» **Extract**
Start of Block

Due to advances in pharmacological treatments and the implementation of the T2T approach, remission has become a feasible and rather frequent outcome in RA [10]. However, about one-third of all patients with RA fail to achieve a complete remission status according to the Boolean definition endorsed by ACR and EULAR, despite the absence of inflammation, solely due to the PGA score (> 1), a status coined ‘PGA near-remission’ [11,12,13]. This condition entails an elevated risk of overtreatment if current recommendations are strictly followed [14,15,16]. These patients’ conditions cannot be improved by additional immunosuppression, as the disease process is already under control. Instead, they require adjunctive measures designed to address the mechanisms underlying the unabated PGA, with emphasis on fatigue [12].
Published reports suggest that pain, functional impairment, fatigue, and comorbidities (e.g. depression and anxiety) are the major determinants of PGA [12, 13, 17], especially after remission of the inflammatory process has been achieved [12, 17]. In this sense, PGA is primarily a measure of disease impact, i.e. a mirror of current somatic symptoms and functional impairment, rather than a reliable reflexion of inflammatory activity [12, 17].

End of Block

» **Information shown**
Start of Block

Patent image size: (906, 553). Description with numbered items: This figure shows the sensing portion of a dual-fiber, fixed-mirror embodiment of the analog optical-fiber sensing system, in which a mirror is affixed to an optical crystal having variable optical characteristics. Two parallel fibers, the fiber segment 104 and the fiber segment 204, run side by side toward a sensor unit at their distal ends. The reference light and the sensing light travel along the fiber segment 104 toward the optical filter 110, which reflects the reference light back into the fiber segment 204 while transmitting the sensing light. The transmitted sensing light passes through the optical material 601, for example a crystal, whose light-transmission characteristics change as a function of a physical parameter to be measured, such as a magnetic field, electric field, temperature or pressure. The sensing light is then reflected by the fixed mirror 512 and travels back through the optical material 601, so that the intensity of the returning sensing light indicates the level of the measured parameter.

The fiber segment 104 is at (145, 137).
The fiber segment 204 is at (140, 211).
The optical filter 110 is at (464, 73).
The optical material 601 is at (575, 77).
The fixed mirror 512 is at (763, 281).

End of Block

» **Required tasks**
[A] Answer these questions from the extract on PGA in RA:
(i) What name was given to the status of patients who miss Boolean remission solely because of the PGA score?
(ii) What PGA score keeps these patients from complete remission?
(iii) Which factors do published reports name as the major determinants of PGA?
[B] Extend the extract on PGA in RA beyond its final sentence.
The records have no connection to the extract on PGA in RA.

» **Solved tasks**
[A]
(i) ‘PGA near-remission’
(ii) A PGA score above 1 (> 1)
(iii) Pain, functional impairment, fatigue, and comorbidities such as depression and anxiety

[B]
These observations support the proposal for a dual target strategy in the management of RA [16] whereby a specific target focused on the patient’s experience of the disease would be pursued in parallel with the current one, defined by disease remission, sharpened by the exclusion of PGA.
In RA, more than 70% of patients report levels of fatigue that are similar to those observed in chronic fatigue syndrome [18], and half of all patients report it as severe and of the highest priority in their list of persistent complaints [19]. These observations are similar among patients in PGA-near-remission despite being virtually devoid of joint inflammation [12]. Patients often consider that this symptom is unduly ignored by clinicians [20].
Multiple factors have been associated with fatigue observed in RA [21], reinforcing its complex and multicausal nature [22]. Depression, disability/inactivity, and sleep disturbances seem to be key drivers of fatigue [23], whereas pain and disease activity appear to play a rather minor role [22]. This complexity underlies the major challenge faced so far in the design and implementation of effective interventions.
Adjunctive non-pharmacological interventions, including exercise, counselling, occupational therapy, cognitive behavioural therapy (CBT), and other psychological interventions, have been associated with positive results [24,25,26]. CBT is the gold standard intervention in many mental and physical health conditions, and a valuable intervention in RA [27,28,29], with proven beneficial effects in chronic pain, sleep difficulties, fatigue, self-management, self-care, coping, and well-being, both in individual and group settings [30].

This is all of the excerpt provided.